'''
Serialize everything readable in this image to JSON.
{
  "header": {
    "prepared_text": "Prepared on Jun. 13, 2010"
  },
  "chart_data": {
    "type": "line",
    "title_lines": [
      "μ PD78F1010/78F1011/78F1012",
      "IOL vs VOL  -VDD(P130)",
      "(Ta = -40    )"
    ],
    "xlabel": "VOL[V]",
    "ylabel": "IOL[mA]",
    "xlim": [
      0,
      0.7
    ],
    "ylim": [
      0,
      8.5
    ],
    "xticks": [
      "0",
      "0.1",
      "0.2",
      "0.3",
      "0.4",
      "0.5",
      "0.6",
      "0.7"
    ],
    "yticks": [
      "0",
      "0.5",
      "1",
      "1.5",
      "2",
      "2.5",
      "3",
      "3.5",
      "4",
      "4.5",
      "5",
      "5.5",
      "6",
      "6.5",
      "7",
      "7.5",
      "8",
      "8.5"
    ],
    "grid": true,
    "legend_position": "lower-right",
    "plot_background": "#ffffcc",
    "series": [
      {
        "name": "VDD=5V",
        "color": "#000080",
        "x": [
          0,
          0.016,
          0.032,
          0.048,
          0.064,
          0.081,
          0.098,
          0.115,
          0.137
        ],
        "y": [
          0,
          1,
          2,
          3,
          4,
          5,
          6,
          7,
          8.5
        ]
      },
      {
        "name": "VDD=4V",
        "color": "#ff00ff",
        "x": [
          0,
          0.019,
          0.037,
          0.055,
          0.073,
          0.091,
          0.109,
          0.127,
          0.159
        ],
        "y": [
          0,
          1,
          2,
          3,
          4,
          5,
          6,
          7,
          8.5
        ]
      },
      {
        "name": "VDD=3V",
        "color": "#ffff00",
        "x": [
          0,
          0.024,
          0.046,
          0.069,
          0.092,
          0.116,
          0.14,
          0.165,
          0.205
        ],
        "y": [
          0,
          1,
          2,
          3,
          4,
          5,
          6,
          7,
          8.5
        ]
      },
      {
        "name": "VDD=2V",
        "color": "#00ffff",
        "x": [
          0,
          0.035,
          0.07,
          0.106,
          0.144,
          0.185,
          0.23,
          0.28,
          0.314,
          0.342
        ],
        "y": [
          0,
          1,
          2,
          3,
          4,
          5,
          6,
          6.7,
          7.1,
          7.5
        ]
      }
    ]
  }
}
'''
Extract all lines of the records above that include "color".

        "color": "#000080",
        "color": "#ff00ff",
        "color": "#ffff00",
        "color": "#00ffff",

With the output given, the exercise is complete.